*What you need to do*
Reproduce the entire listing word for word.

*Dataset extract*

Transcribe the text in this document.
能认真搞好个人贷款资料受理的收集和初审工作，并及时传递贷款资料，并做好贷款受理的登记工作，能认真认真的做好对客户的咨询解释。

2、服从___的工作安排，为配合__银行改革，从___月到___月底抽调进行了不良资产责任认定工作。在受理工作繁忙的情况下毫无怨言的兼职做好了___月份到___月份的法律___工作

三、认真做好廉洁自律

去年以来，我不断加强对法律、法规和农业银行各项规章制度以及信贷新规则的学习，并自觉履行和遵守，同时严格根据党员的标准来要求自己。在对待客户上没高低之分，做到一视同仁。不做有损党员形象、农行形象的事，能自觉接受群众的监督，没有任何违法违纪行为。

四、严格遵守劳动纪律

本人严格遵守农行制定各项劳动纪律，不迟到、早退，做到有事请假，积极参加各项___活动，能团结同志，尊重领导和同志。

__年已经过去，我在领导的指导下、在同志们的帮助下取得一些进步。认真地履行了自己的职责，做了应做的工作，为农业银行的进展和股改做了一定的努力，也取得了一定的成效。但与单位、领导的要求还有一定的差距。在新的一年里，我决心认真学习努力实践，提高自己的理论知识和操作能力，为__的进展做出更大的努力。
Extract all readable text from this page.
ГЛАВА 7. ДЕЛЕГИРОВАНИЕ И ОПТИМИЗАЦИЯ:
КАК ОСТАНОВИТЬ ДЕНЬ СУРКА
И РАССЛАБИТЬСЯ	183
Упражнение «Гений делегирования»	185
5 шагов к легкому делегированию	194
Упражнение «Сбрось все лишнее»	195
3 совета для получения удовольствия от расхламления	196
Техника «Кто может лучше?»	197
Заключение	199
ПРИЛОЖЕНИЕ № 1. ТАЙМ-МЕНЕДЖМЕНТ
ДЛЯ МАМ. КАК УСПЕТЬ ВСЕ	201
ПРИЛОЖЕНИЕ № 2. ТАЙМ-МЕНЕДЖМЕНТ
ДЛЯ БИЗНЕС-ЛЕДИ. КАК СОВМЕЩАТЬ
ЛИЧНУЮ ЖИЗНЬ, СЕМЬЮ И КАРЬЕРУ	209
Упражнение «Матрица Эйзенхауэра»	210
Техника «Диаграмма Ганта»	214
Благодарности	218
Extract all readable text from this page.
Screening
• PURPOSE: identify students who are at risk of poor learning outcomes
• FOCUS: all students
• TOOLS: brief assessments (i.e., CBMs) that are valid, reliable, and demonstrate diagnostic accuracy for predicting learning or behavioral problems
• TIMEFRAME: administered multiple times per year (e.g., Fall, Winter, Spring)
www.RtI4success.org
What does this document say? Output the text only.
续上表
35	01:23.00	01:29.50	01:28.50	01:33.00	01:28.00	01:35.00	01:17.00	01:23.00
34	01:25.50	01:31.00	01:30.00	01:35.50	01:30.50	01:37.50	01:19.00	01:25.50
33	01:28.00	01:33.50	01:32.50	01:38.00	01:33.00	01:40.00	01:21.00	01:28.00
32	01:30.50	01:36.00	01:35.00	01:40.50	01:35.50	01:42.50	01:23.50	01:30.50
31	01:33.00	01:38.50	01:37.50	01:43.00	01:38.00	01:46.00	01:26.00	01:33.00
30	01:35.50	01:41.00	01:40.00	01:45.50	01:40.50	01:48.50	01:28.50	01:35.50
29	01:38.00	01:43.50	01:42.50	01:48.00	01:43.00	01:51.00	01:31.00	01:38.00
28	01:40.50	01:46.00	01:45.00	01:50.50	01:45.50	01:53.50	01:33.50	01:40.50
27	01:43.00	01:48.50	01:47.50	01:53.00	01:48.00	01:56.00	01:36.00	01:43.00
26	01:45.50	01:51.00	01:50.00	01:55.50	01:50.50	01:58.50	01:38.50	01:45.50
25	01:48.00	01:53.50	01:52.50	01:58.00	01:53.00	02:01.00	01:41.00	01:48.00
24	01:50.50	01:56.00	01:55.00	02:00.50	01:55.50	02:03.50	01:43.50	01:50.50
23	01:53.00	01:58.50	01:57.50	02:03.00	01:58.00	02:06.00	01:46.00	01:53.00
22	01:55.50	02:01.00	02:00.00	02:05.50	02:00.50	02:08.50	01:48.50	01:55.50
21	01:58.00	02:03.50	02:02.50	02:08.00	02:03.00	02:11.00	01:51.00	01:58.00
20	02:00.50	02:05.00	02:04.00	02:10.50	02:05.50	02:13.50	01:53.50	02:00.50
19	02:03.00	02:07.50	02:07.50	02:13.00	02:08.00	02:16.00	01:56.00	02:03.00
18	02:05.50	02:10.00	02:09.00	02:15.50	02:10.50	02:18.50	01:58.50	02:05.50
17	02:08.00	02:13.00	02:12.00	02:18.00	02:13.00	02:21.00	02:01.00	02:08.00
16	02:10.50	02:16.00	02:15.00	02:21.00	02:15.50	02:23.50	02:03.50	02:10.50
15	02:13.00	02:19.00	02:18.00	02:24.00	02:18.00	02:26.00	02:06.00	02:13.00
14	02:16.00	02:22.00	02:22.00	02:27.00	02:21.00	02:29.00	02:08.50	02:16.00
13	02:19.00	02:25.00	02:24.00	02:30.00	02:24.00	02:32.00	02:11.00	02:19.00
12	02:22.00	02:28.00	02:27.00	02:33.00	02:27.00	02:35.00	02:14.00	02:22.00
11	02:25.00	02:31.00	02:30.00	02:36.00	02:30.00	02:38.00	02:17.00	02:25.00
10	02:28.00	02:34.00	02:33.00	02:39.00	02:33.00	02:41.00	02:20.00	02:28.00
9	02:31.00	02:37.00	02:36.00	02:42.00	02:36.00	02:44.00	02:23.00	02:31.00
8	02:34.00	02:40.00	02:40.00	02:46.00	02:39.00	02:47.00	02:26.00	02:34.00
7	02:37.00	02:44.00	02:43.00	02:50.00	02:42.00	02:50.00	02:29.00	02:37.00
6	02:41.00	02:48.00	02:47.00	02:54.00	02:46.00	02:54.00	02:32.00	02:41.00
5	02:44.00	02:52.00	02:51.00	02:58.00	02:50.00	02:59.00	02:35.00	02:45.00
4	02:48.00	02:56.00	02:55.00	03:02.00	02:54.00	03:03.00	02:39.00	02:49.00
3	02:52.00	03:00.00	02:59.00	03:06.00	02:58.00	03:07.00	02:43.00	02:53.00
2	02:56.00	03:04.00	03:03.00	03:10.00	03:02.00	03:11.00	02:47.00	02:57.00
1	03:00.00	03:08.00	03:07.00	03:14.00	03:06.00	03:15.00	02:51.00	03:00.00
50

*Output for this task*
Transcribe the text in this document.
能认真搞好个人贷款资料受理的收集和初审工作，并及时传递贷款资料，并做好贷款受理的登记工作，能认真认真的做好对客户的咨询解释。

2、服从___的工作安排，为配合__银行改革，从___月到___月底抽调进行了不良资产责任认定工作。在受理工作繁忙的情况下毫无怨言的兼职做好了___月份到___月份的法律___工作

三、认真做好廉洁自律

去年以来，我不断加强对法律、法规和农业银行各项规章制度以及信贷新规则的学习，并自觉履行和遵守，同时严格根据党员的标准来要求自己。在对待客户上没高低之分，做到一视同仁。不做有损党员形象、农行形象的事，能自觉接受群众的监督，没有任何违法违纪行为。

四、严格遵守劳动纪律

本人严格遵守农行制定各项劳动纪律，不迟到、早退，做到有事请假，积极参加各项___活动，能团结同志，尊重领导和同志。

__年已经过去，我在领导的指导下、在同志们的帮助下取得一些进步。认真地履行了自己的职责，做了应做的工作，为农业银行的进展和股改做了一定的努力，也取得了一定的成效。但与单位、领导的要求还有一定的差距。在新的一年里，我决心认真学习努力实践，提高自己的理论知识和操作能力，为__的进展做出更大的努力。
Extract all readable text from this page.
ГЛАВА 7. ДЕЛЕГИРОВАНИЕ И ОПТИМИЗАЦИЯ:
КАК ОСТАНОВИТЬ ДЕНЬ СУРКА
И РАССЛАБИТЬСЯ	183
Упражнение «Гений делегирования»	185
5 шагов к легкому делегированию	194
Упражнение «Сбрось все лишнее»	195
3 совета для получения удовольствия от расхламления	196
Техника «Кто может лучше?»	197
Заключение	199
ПРИЛОЖЕНИЕ № 1. ТАЙМ-МЕНЕДЖМЕНТ
ДЛЯ МАМ. КАК УСПЕТЬ ВСЕ	201
ПРИЛОЖЕНИЕ № 2. ТАЙМ-МЕНЕДЖМЕНТ
ДЛЯ БИЗНЕС-ЛЕДИ. КАК СОВМЕЩАТЬ
ЛИЧНУЮ ЖИЗНЬ, СЕМЬЮ И КАРЬЕРУ	209
Упражнение «Матрица Эйзенхауэра»	210
Техника «Диаграмма Ганта»	214
Благодарности	218
Extract all readable text from this page.
Screening
• PURPOSE: identify students who are at risk of poor learning outcomes
• FOCUS: all students
• TOOLS: brief assessments (i.e., CBMs) that are valid, reliable, and demonstrate diagnostic accuracy for predicting learning or behavioral problems
• TIMEFRAME: administered multiple times per year (e.g., Fall, Winter, Spring)
www.RtI4success.org
What does this document say? Output the text only.
续上表
35	01:23.00	01:29.50	01:28.50	01:33.00	01:28.00	01:35.00	01:17.00	01:23.00
34	01:25.50	01:31.00	01:30.00	01:35.50	01:30.50	01:37.50	01:19.00	01:25.50
33	01:28.00	01:33.50	01:32.50	01:38.00	01:33.00	01:40.00	01:21.00	01:28.00
32	01:30.50	01:36.00	01:35.00	01:40.50	01:35.50	01:42.50	01:23.50	01:30.50
31	01:33.00	01:38.50	01:37.50	01:43.00	01:38.00	01:46.00	01:26.00	01:33.00
30	01:35.50	01:41.00	01:40.00	01:45.50	01:40.50	01:48.50	01:28.50	01:35.50
29	01:38.00	01:43.50	01:42.50	01:48.00	01:43.00	01:51.00	01:31.00	01:38.00
28	01:40.50	01:46.00	01:45.00	01:50.50	01:45.50	01:53.50	01:33.50	01:40.50
27	01:43.00	01:48.50	01:47.50	01:53.00	01:48.00	01:56.00	01:36.00	01:43.00
26	01:45.50	01:51.00	01:50.00	01:55.50	01:50.50	01:58.50	01:38.50	01:45.50
25	01:48.00	01:53.50	01:52.50	01:58.00	01:53.00	02:01.00	01:41.00	01:48.00
24	01:50.50	01:56.00	01:55.00	02:00.50	01:55.50	02:03.50	01:43.50	01:50.50
23	01:53.00	01:58.50	01:57.50	02:03.00	01:58.00	02:06.00	01:46.00	01:53.00
22	01:55.50	02:01.00	02:00.00	02:05.50	02:00.50	02:08.50	01:48.50	01:55.50
21	01:58.00	02:03.50	02:02.50	02:08.00	02:03.00	02:11.00	01:51.00	01:58.00
20	02:00.50	02:05.00	02:04.00	02:10.50	02:05.50	02:13.50	01:53.50	02:00.50
19	02:03.00	02:07.50	02:07.50	02:13.00	02:08.00	02:16.00	01:56.00	02:03.00
18	02:05.50	02:10.00	02:09.00	02:15.50	02:10.50	02:18.50	01:58.50	02:05.50
17	02:08.00	02:13.00	02:12.00	02:18.00	02:13.00	02:21.00	02:01.00	02:08.00
16	02:10.50	02:16.00	02:15.00	02:21.00	02:15.50	02:23.50	02:03.50	02:10.50
15	02:13.00	02:19.00	02:18.00	02:24.00	02:18.00	02:26.00	02:06.00	02:13.00
14	02:16.00	02:22.00	02:22.00	02:27.00	02:21.00	02:29.00	02:08.50	02:16.00
13	02:19.00	02:25.00	02:24.00	02:30.00	02:24.00	02:32.00	02:11.00	02:19.00
12	02:22.00	02:28.00	02:27.00	02:33.00	02:27.00	02:35.00	02:14.00	02:22.00
11	02:25.00	02:31.00	02:30.00	02:36.00	02:30.00	02:38.00	02:17.00	02:25.00
10	02:28.00	02:34.00	02:33.00	02:39.00	02:33.00	02:41.00	02:20.00	02:28.00
9	02:31.00	02:37.00	02:36.00	02:42.00	02:36.00	02:44.00	02:23.00	02:31.00
8	02:34.00	02:40.00	02:40.00	02:46.00	02:39.00	02:47.00	02:26.00	02:34.00
7	02:37.00	02:44.00	02:43.00	02:50.00	02:42.00	02:50.00	02:29.00	02:37.00
6	02:41.00	02:48.00	02:47.00	02:54.00	02:46.00	02:54.00	02:32.00	02:41.00
5	02:44.00	02:52.00	02:51.00	02:58.00	02:50.00	02:59.00	02:35.00	02:45.00
4	02:48.00	02:56.00	02:55.00	03:02.00	02:54.00	03:03.00	02:39.00	02:49.00
3	02:52.00	03:00.00	02:59.00	03:06.00	02:58.00	03:07.00	02:43.00	02:53.00
2	02:56.00	03:04.00	03:03.00	03:10.00	03:02.00	03:11.00	02:47.00	02:57.00
1	03:00.00	03:08.00	03:07.00	03:14.00	03:06.00	03:15.00	02:51.00	03:00.00
50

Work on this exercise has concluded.